PROBLEM: Look through the records that follow. Copy every line containing the word "جانے".

EXCERPTED RECORDS:
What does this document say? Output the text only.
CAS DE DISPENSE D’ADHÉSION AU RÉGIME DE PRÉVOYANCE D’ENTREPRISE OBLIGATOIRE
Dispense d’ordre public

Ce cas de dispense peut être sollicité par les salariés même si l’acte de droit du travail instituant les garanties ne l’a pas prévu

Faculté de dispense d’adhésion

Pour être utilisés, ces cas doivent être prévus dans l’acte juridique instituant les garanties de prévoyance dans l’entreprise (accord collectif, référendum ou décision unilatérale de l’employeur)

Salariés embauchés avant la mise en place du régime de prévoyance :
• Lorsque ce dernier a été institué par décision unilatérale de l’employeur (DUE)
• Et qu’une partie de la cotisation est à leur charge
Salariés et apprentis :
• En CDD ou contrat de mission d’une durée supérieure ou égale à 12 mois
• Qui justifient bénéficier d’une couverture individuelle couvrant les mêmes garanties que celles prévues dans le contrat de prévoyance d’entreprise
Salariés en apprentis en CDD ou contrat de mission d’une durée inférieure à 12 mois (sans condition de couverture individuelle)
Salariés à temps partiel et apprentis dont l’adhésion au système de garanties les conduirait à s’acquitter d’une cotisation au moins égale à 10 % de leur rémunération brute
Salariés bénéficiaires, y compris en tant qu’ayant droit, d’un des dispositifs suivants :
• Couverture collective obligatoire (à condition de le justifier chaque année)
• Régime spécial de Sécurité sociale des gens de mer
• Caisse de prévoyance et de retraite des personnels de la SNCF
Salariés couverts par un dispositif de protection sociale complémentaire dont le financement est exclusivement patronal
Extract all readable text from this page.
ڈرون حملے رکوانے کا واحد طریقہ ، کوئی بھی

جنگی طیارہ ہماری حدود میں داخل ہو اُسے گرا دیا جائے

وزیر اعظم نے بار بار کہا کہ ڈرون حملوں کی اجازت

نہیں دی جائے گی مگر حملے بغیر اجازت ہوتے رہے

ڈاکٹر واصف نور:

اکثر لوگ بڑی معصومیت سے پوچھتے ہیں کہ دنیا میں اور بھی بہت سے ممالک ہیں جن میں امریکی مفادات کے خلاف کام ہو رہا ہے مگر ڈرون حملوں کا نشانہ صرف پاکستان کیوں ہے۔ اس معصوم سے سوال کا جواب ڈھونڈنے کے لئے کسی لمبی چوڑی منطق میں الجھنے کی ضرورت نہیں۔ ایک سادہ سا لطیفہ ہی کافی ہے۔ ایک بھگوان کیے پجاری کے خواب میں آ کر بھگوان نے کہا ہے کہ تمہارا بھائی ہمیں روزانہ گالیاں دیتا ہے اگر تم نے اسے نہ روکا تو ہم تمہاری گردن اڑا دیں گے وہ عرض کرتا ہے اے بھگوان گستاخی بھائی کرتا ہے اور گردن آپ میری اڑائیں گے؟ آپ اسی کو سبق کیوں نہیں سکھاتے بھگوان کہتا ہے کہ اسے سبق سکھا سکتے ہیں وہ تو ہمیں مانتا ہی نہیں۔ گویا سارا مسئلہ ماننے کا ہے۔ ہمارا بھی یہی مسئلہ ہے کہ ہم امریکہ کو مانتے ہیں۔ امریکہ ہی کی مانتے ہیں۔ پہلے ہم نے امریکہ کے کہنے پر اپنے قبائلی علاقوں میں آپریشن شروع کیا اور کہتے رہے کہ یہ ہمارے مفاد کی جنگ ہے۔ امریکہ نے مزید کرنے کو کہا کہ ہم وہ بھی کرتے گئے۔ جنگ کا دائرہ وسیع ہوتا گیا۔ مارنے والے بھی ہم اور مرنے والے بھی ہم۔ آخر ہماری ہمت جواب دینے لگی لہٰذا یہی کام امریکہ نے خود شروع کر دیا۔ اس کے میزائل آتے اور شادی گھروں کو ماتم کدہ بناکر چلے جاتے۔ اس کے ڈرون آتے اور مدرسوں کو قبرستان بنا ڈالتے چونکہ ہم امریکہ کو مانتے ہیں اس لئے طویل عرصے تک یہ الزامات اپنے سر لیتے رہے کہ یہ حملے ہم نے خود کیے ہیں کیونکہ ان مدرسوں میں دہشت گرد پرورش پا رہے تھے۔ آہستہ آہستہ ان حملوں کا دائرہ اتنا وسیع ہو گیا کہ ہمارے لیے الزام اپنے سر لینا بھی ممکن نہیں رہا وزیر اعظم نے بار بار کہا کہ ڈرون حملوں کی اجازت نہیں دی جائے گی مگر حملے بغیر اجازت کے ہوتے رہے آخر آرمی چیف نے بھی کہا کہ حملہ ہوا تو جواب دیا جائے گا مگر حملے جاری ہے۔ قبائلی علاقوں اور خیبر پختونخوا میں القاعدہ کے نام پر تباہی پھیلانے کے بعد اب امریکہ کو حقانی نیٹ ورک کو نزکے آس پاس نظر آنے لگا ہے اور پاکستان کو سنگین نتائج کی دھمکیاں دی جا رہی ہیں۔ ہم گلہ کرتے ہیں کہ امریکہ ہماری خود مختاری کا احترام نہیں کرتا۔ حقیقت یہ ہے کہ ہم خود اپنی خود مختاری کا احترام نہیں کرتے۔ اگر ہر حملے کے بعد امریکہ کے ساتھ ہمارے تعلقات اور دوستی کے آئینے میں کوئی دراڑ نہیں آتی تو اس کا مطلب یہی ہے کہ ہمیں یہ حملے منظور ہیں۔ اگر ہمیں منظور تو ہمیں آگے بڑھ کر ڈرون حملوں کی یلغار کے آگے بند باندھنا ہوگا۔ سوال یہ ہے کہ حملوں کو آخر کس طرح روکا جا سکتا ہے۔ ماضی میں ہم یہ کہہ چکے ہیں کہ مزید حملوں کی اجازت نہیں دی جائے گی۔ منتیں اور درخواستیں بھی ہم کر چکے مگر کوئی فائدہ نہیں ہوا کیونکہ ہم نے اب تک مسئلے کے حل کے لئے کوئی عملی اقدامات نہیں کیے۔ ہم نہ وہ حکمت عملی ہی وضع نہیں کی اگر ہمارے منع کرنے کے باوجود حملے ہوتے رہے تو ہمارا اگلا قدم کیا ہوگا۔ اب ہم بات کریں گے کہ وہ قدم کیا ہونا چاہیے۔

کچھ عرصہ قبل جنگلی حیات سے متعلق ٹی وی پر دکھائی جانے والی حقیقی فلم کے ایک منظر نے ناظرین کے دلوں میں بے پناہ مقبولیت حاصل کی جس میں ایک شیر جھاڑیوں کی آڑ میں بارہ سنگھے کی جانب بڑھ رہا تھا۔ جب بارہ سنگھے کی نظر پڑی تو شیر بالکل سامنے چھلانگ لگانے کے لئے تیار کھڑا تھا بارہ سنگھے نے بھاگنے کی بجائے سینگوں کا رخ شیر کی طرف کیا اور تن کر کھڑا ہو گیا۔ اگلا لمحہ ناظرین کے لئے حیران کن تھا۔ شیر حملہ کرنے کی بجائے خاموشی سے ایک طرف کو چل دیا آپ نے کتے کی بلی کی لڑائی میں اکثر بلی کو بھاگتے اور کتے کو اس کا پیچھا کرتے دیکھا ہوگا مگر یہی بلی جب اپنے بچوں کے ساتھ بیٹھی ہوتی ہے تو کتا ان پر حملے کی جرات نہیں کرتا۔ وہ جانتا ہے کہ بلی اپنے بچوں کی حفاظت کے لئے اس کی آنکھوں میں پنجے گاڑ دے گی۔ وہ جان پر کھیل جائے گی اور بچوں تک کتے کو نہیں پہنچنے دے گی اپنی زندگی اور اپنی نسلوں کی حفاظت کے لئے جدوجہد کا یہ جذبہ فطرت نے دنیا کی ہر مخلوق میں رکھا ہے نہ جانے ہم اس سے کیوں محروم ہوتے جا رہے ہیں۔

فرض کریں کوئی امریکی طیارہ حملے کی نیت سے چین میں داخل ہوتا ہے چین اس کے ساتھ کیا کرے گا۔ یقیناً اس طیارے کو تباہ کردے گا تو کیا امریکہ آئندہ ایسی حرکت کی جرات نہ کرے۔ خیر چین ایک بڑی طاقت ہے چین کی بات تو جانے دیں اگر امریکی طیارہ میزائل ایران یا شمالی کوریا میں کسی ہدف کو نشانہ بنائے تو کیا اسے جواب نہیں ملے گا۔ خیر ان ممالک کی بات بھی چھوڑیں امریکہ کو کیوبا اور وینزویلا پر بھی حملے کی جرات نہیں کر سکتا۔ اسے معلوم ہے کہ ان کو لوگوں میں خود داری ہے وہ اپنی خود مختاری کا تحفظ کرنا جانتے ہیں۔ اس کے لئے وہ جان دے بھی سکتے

EXPECTED ANSWER:
کچھ عرصہ قبل جنگلی حیات سے متعلق ٹی وی پر دکھائی جانے والی حقیقی فلم کے ایک منظر نے ناظرین کے دلوں میں بے پناہ مقبولیت حاصل کی جس میں ایک شیر جھاڑیوں کی آڑ میں بارہ سنگھے کی جانب بڑھ رہا تھا۔ جب بارہ سنگھے کی نظر پڑی تو شیر بالکل سامنے چھلانگ لگانے کے لئے تیار کھڑا تھا بارہ سنگھے نے بھاگنے کی بجائے سینگوں کا رخ شیر کی طرف کیا اور تن کر کھڑا ہو گیا۔ اگلا لمحہ ناظرین کے لئے حیران کن تھا۔ شیر حملہ کرنے کی بجائے خاموشی سے ایک طرف کو چل دیا آپ نے کتے کی بلی کی لڑائی میں اکثر بلی کو بھاگتے اور کتے کو اس کا پیچھا کرتے دیکھا ہوگا مگر یہی بلی جب اپنے بچوں کے ساتھ بیٹھی ہوتی ہے تو کتا ان پر حملے کی جرات نہیں کرتا۔ وہ جانتا ہے کہ بلی اپنے بچوں کی حفاظت کے لئے اس کی آنکھوں میں پنجے گاڑ دے گی۔ وہ جان پر کھیل جائے گی اور بچوں تک کتے کو نہیں پہنچنے دے گی اپنی زندگی اور اپنی نسلوں کی حفاظت کے لئے جدوجہد کا یہ جذبہ فطرت نے دنیا کی ہر مخلوق میں رکھا ہے نہ جانے ہم اس سے کیوں محروم ہوتے جا رہے ہیں۔
فرض کریں کوئی امریکی طیارہ حملے کی نیت سے چین میں داخل ہوتا ہے چین اس کے ساتھ کیا کرے گا۔ یقیناً اس طیارے کو تباہ کردے گا تو کیا امریکہ آئندہ ایسی حرکت کی جرات نہ کرے۔ خیر چین ایک بڑی طاقت ہے چین کی بات تو جانے دیں اگر امریکی طیارہ میزائل ایران یا شمالی کوریا میں کسی ہدف کو نشانہ بنائے تو کیا اسے جواب نہیں ملے گا۔ خیر ان ممالک کی بات بھی چھوڑیں امریکہ کو کیوبا اور وینزویلا پر بھی حملے کی جرات نہیں کر سکتا۔ اسے معلوم ہے کہ ان کو لوگوں میں خود داری ہے وہ اپنی خود مختاری کا تحفظ کرنا جانتے ہیں۔ اس کے لئے وہ جان دے بھی سکتے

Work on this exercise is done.